What the exercise asks - Find the lines that hold "Secundária". Report only how many there are.

+===+

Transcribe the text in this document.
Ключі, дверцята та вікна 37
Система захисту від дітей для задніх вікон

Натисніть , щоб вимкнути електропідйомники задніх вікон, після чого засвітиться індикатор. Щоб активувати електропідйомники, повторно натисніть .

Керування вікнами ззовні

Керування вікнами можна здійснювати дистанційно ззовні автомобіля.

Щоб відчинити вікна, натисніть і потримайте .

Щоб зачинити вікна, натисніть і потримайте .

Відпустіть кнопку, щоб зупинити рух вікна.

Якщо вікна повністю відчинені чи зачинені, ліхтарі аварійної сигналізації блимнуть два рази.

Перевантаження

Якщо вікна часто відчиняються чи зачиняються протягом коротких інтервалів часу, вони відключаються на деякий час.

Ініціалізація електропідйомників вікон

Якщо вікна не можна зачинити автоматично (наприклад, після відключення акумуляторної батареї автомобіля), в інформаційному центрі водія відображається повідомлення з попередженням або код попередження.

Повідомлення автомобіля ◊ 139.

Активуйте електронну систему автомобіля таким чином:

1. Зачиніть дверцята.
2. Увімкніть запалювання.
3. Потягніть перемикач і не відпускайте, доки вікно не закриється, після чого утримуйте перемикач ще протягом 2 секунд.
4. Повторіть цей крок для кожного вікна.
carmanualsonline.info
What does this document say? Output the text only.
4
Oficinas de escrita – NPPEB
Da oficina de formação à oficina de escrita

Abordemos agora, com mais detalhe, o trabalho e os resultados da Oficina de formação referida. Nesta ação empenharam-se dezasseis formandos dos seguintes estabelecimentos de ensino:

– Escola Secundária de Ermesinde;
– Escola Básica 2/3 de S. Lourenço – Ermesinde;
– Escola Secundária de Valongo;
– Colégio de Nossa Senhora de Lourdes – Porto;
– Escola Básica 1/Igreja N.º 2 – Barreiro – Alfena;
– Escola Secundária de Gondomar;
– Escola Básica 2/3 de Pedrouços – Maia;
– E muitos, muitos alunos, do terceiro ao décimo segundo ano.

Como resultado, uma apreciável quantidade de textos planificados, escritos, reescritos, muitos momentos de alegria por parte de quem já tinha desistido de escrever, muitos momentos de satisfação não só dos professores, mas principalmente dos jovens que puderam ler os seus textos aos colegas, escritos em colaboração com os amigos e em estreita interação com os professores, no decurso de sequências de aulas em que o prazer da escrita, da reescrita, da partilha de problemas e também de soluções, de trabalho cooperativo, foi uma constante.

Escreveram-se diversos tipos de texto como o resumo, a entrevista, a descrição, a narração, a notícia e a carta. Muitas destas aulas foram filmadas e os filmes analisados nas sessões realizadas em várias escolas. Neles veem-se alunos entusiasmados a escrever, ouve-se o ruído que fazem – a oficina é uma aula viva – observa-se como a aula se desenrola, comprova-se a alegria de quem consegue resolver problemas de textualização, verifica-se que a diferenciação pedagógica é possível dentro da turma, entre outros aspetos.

+===+

Task response - 3